> [Given task]
Exactly as they appear, output all of the records. Skip any images.

> [Stored entries]
• • • • • • •
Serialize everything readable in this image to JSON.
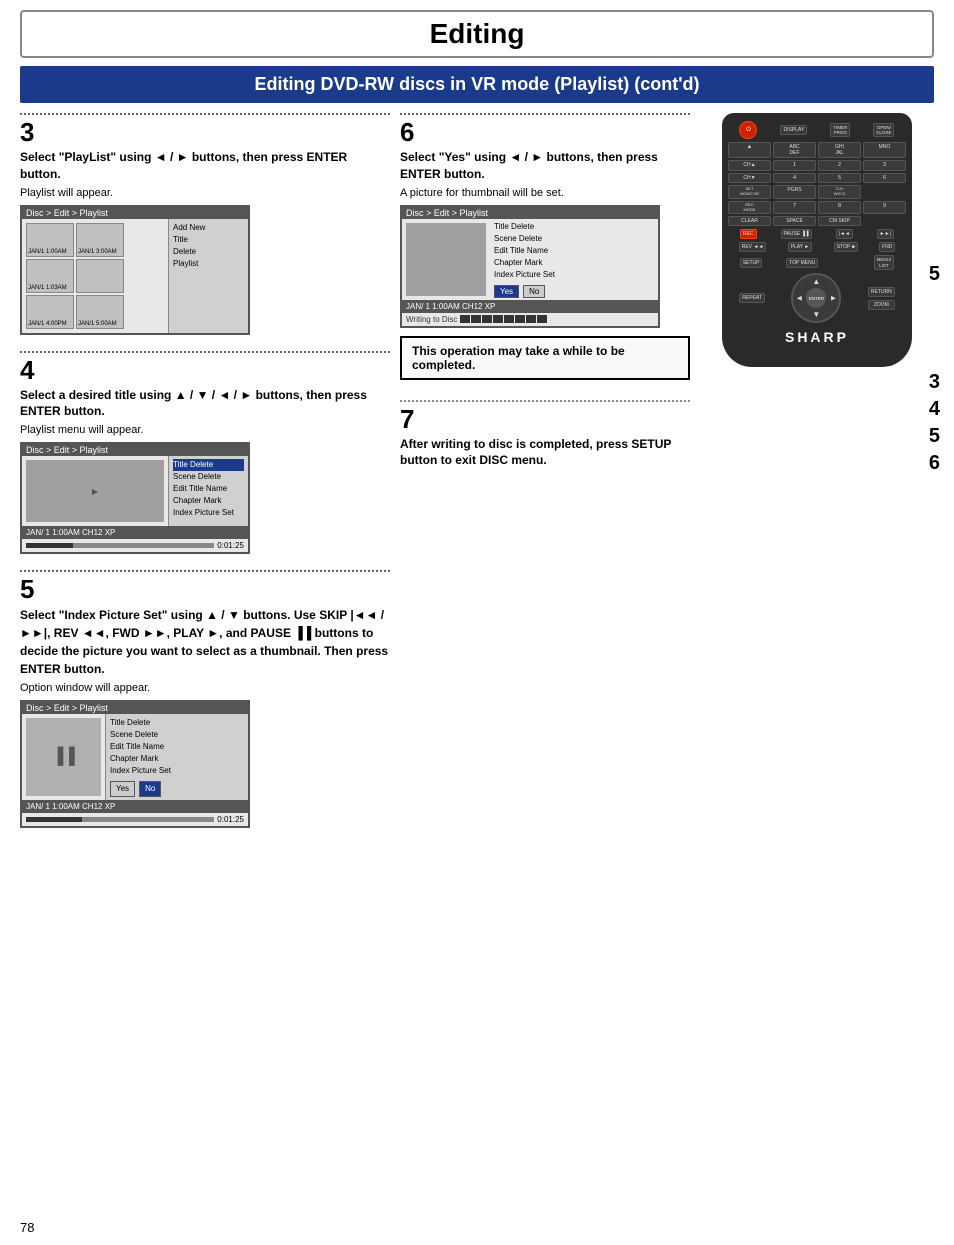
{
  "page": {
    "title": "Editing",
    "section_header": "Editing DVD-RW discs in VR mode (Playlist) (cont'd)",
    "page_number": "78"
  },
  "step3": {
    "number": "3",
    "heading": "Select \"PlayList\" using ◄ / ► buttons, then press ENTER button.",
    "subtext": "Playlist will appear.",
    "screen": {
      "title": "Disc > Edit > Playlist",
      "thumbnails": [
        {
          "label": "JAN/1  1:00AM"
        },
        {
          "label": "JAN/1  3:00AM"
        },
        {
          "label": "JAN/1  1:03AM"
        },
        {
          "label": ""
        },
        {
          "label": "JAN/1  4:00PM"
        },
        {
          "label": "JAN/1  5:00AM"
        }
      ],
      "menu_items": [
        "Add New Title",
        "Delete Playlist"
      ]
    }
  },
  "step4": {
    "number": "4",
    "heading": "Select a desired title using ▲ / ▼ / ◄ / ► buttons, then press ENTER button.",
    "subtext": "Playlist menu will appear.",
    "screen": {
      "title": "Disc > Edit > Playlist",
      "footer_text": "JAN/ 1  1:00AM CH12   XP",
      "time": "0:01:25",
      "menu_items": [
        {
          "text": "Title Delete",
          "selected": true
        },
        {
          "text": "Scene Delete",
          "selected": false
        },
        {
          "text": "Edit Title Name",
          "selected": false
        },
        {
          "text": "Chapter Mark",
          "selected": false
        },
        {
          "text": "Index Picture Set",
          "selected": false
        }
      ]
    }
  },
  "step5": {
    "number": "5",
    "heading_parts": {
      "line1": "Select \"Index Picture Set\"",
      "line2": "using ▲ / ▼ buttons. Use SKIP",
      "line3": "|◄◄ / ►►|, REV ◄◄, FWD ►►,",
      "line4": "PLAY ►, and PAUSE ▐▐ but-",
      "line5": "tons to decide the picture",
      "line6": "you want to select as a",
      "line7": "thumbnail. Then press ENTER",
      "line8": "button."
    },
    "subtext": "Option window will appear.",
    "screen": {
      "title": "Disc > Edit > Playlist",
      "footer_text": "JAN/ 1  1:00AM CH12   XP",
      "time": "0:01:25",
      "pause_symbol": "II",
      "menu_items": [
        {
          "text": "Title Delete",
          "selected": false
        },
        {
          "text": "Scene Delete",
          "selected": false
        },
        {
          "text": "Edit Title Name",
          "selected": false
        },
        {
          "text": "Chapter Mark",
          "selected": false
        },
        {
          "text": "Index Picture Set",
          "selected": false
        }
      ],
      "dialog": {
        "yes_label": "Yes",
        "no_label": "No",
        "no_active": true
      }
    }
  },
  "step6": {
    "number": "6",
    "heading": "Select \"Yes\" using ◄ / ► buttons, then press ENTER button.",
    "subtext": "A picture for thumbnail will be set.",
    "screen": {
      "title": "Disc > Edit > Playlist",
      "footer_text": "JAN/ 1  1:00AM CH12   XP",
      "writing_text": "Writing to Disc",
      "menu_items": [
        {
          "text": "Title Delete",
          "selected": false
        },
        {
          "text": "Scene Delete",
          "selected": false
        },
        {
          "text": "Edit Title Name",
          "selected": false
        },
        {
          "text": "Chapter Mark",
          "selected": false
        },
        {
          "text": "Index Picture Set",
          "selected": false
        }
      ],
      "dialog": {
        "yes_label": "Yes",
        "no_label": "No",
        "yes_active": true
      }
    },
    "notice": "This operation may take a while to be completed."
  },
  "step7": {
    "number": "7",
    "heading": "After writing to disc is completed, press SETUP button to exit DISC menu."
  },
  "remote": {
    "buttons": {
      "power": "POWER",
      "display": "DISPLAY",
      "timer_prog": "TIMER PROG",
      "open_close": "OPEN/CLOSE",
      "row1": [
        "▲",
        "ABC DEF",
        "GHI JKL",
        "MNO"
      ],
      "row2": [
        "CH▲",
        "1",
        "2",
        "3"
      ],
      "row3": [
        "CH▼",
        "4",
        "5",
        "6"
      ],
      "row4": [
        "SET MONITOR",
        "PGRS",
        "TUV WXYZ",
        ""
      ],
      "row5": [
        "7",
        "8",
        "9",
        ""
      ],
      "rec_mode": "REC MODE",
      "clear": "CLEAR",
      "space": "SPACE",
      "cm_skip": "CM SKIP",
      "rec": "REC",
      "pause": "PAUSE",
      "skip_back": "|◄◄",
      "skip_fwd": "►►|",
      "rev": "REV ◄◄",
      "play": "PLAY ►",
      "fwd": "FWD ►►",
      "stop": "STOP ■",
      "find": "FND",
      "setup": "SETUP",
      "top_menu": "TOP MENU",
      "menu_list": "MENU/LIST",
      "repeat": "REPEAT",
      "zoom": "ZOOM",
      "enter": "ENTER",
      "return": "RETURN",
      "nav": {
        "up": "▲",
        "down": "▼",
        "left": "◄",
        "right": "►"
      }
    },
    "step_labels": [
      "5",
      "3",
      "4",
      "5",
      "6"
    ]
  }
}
• • • • • • •
> [Response to the exercise]
Serialize everything readable in this image to JSON.
{
  "page": {
    "title": "Editing",
    "section_header": "Editing DVD-RW discs in VR mode (Playlist) (cont'd)",
    "page_number": "78"
  },
  "step3": {
    "number": "3",
    "heading": "Select \"PlayList\" using ◄ / ► buttons, then press ENTER button.",
    "subtext": "Playlist will appear.",
    "screen": {
      "title": "Disc > Edit > Playlist",
      "thumbnails": [
        {
          "label": "JAN/1  1:00AM"
        },
        {
          "label": "JAN/1  3:00AM"
        },
        {
          "label": "JAN/1  1:03AM"
        },
        {
          "label": ""
        },
        {
          "label": "JAN/1  4:00PM"
        },
        {
          "label": "JAN/1  5:00AM"
        }
      ],
      "menu_items": [
        "Add New Title",
        "Delete Playlist"
      ]
    }
  },
  "step4": {
    "number": "4",
    "heading": "Select a desired title using ▲ / ▼ / ◄ / ► buttons, then press ENTER button.",
    "subtext": "Playlist menu will appear.",
    "screen": {
      "title": "Disc > Edit > Playlist",
      "footer_text": "JAN/ 1  1:00AM CH12   XP",
      "time": "0:01:25",
      "menu_items": [
        {
          "text": "Title Delete",
          "selected": true
        },
        {
          "text": "Scene Delete",
          "selected": false
        },
        {
          "text": "Edit Title Name",
          "selected": false
        },
        {
          "text": "Chapter Mark",
          "selected": false
        },
        {
          "text": "Index Picture Set",
          "selected": false
        }
      ]
    }
  },
  "step5": {
    "number": "5",
    "heading_parts": {
      "line1": "Select \"Index Picture Set\"",
      "line2": "using ▲ / ▼ buttons. Use SKIP",
      "line3": "|◄◄ / ►►|, REV ◄◄, FWD ►►,",
      "line4": "PLAY ►, and PAUSE ▐▐ but-",
      "line5": "tons to decide the picture",
      "line6": "you want to select as a",
      "line7": "thumbnail. Then press ENTER",
      "line8": "button."
    },
    "subtext": "Option window will appear.",
    "screen": {
      "title": "Disc > Edit > Playlist",
      "footer_text": "JAN/ 1  1:00AM CH12   XP",
      "time": "0:01:25",
      "pause_symbol": "II",
      "menu_items": [
        {
          "text": "Title Delete",
          "selected": false
        },
        {
          "text": "Scene Delete",
          "selected": false
        },
        {
          "text": "Edit Title Name",
          "selected": false
        },
        {
          "text": "Chapter Mark",
          "selected": false
        },
        {
          "text": "Index Picture Set",
          "selected": false
        }
      ],
      "dialog": {
        "yes_label": "Yes",
        "no_label": "No",
        "no_active": true
      }
    }
  },
  "step6": {
    "number": "6",
    "heading": "Select \"Yes\" using ◄ / ► buttons, then press ENTER button.",
    "subtext": "A picture for thumbnail will be set.",
    "screen": {
      "title": "Disc > Edit > Playlist",
      "footer_text": "JAN/ 1  1:00AM CH12   XP",
      "writing_text": "Writing to Disc",
      "menu_items": [
        {
          "text": "Title Delete",
          "selected": false
        },
        {
          "text": "Scene Delete",
          "selected": false
        },
        {
          "text": "Edit Title Name",
          "selected": false
        },
        {
          "text": "Chapter Mark",
          "selected": false
        },
        {
          "text": "Index Picture Set",
          "selected": false
        }
      ],
      "dialog": {
        "yes_label": "Yes",
        "no_label": "No",
        "yes_active": true
      }
    },
    "notice": "This operation may take a while to be completed."
  },
  "step7": {
    "number": "7",
    "heading": "After writing to disc is completed, press SETUP button to exit DISC menu."
  },
  "remote": {
    "buttons": {
      "power": "POWER",
      "display": "DISPLAY",
      "timer_prog": "TIMER PROG",
      "open_close": "OPEN/CLOSE",
      "row1": [
        "▲",
        "ABC DEF",
        "GHI JKL",
        "MNO"
      ],
      "row2": [
        "CH▲",
        "1",
        "2",
        "3"
      ],
      "row3": [
        "CH▼",
        "4",
        "5",
        "6"
      ],
      "row4": [
        "SET MONITOR",
        "PGRS",
        "TUV WXYZ",
        ""
      ],
      "row5": [
        "7",
        "8",
        "9",
        ""
      ],
      "rec_mode": "REC MODE",
      "clear": "CLEAR",
      "space": "SPACE",
      "cm_skip": "CM SKIP",
      "rec": "REC",
      "pause": "PAUSE",
      "skip_back": "|◄◄",
      "skip_fwd": "►►|",
      "rev": "REV ◄◄",
      "play": "PLAY ►",
      "fwd": "FWD ►►",
      "stop": "STOP ■",
      "find": "FND",
      "setup": "SETUP",
      "top_menu": "TOP MENU",
      "menu_list": "MENU/LIST",
      "repeat": "REPEAT",
      "zoom": "ZOOM",
      "enter": "ENTER",
      "return": "RETURN",
      "nav": {
        "up": "▲",
        "down": "▼",
        "left": "◄",
        "right": "►"
      }
    },
    "step_labels": [
      "5",
      "3",
      "4",
      "5",
      "6"
    ]
  }
}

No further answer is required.